* [TASK TO COMPLETE]
Set out each line from the following listing that includes the word "dash".

* * * * *

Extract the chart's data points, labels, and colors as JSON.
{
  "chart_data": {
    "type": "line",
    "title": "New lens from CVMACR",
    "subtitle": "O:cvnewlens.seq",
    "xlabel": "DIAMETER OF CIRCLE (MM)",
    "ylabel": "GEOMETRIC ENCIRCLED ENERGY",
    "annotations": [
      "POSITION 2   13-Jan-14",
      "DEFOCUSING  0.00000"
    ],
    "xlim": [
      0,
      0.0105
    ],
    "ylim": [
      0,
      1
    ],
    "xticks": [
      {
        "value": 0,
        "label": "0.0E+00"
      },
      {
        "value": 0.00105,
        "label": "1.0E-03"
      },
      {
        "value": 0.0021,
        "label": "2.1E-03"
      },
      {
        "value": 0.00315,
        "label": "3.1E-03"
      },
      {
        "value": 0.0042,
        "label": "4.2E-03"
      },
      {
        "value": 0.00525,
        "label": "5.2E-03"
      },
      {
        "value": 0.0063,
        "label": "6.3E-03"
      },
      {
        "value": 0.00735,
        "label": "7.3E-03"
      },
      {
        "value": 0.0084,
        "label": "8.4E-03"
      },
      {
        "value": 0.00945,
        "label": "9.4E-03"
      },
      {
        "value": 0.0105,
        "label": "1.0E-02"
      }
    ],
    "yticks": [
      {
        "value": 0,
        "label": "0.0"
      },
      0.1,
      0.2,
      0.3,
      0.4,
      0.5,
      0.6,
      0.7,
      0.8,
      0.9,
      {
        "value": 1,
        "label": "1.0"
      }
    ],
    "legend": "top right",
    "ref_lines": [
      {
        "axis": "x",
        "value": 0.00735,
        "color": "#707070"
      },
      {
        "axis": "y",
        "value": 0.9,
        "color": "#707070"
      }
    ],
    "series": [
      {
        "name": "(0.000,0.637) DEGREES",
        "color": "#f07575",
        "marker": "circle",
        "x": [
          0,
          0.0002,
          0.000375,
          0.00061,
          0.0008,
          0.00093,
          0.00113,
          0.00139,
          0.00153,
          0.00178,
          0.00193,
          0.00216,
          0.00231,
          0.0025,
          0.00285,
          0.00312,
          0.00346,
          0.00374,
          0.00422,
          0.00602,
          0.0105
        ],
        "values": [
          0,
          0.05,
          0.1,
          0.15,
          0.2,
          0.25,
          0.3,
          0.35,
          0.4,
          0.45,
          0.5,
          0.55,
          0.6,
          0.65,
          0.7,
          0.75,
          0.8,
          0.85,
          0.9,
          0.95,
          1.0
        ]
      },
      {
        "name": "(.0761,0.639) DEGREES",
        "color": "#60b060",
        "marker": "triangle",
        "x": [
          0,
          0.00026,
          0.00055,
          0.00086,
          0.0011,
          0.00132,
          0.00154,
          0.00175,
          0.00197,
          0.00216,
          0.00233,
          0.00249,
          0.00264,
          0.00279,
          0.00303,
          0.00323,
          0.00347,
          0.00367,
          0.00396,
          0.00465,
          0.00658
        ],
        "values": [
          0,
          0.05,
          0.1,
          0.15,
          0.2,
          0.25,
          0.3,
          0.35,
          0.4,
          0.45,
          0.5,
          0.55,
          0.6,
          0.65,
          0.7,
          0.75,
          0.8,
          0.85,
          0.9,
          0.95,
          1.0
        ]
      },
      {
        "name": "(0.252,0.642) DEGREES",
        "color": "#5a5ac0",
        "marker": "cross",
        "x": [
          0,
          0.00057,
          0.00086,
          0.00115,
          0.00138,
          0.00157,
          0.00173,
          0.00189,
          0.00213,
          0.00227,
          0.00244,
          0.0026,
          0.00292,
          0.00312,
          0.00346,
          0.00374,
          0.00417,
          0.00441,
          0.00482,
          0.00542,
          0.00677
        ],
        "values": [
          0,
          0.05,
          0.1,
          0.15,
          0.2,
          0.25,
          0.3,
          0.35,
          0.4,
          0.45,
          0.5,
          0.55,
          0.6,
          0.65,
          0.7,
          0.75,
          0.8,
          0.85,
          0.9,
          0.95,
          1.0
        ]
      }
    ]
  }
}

* * * * *

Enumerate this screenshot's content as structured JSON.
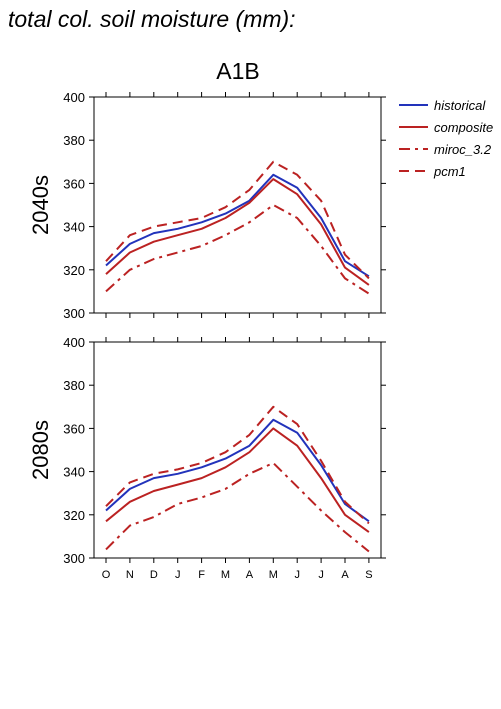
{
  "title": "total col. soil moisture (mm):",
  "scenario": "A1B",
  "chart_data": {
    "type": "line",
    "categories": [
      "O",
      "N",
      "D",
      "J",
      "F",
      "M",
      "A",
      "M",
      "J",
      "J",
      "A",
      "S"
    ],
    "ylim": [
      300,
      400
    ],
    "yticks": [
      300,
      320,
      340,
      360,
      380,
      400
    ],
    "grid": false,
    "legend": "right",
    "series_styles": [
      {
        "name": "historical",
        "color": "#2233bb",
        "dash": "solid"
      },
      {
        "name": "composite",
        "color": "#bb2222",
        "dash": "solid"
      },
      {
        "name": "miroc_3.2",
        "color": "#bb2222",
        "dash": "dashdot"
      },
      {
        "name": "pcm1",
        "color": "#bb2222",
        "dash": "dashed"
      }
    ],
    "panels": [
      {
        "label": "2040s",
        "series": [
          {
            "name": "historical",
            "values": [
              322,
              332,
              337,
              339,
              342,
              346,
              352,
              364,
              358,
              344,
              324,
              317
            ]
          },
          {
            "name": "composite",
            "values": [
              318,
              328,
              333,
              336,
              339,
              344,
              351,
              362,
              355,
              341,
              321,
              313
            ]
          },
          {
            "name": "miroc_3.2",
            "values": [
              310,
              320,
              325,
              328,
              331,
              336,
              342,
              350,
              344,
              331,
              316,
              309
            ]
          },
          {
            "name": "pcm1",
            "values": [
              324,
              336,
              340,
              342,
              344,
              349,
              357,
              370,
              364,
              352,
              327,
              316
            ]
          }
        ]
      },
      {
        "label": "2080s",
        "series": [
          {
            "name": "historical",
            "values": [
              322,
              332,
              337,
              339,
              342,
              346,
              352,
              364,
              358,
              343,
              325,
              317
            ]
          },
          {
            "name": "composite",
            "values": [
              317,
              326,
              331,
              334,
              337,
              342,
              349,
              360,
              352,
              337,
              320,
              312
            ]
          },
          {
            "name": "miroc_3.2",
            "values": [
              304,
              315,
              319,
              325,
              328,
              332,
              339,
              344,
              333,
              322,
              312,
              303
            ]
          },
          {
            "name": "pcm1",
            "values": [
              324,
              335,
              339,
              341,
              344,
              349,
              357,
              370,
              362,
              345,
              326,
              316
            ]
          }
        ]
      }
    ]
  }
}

* * * * *

* [WRITTEN RESPONSE]
        "dash": "solid"
        "dash": "solid"
        "dash": "dashdot"
        "dash": "dashed"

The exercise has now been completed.